Goal:
Here are some records. Copy each one exactly.

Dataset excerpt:
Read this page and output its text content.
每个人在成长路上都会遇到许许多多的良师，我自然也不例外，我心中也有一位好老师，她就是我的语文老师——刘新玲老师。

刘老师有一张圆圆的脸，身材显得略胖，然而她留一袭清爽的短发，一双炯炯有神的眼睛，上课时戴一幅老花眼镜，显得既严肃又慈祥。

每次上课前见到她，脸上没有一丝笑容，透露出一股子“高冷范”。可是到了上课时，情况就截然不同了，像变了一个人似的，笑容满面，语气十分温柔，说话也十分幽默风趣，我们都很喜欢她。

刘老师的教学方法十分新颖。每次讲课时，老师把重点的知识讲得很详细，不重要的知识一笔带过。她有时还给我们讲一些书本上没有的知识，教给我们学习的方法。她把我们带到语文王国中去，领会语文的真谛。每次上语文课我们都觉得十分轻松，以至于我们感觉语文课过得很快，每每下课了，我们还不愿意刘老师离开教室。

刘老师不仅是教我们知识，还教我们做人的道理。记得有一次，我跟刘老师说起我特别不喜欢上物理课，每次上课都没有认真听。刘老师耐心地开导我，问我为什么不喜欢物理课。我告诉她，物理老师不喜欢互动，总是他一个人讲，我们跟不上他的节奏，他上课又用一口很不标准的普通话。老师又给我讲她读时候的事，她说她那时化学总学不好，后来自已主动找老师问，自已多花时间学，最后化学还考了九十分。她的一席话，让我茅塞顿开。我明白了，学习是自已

Correct answer:
Read this page and output its text content.
每个人在成长路上都会遇到许许多多的良师，我自然也不例外，我心中也有一位好老师，她就是我的语文老师——刘新玲老师。

刘老师有一张圆圆的脸，身材显得略胖，然而她留一袭清爽的短发，一双炯炯有神的眼睛，上课时戴一幅老花眼镜，显得既严肃又慈祥。

每次上课前见到她，脸上没有一丝笑容，透露出一股子“高冷范”。可是到了上课时，情况就截然不同了，像变了一个人似的，笑容满面，语气十分温柔，说话也十分幽默风趣，我们都很喜欢她。

刘老师的教学方法十分新颖。每次讲课时，老师把重点的知识讲得很详细，不重要的知识一笔带过。她有时还给我们讲一些书本上没有的知识，教给我们学习的方法。她把我们带到语文王国中去，领会语文的真谛。每次上语文课我们都觉得十分轻松，以至于我们感觉语文课过得很快，每每下课了，我们还不愿意刘老师离开教室。

刘老师不仅是教我们知识，还教我们做人的道理。记得有一次，我跟刘老师说起我特别不喜欢上物理课，每次上课都没有认真听。刘老师耐心地开导我，问我为什么不喜欢物理课。我告诉她，物理老师不喜欢互动，总是他一个人讲，我们跟不上他的节奏，他上课又用一口很不标准的普通话。老师又给我讲她读时候的事，她说她那时化学总学不好，后来自已主动找老师问，自已多花时间学，最后化学还考了九十分。她的一席话，让我茅塞顿开。我明白了，学习是自已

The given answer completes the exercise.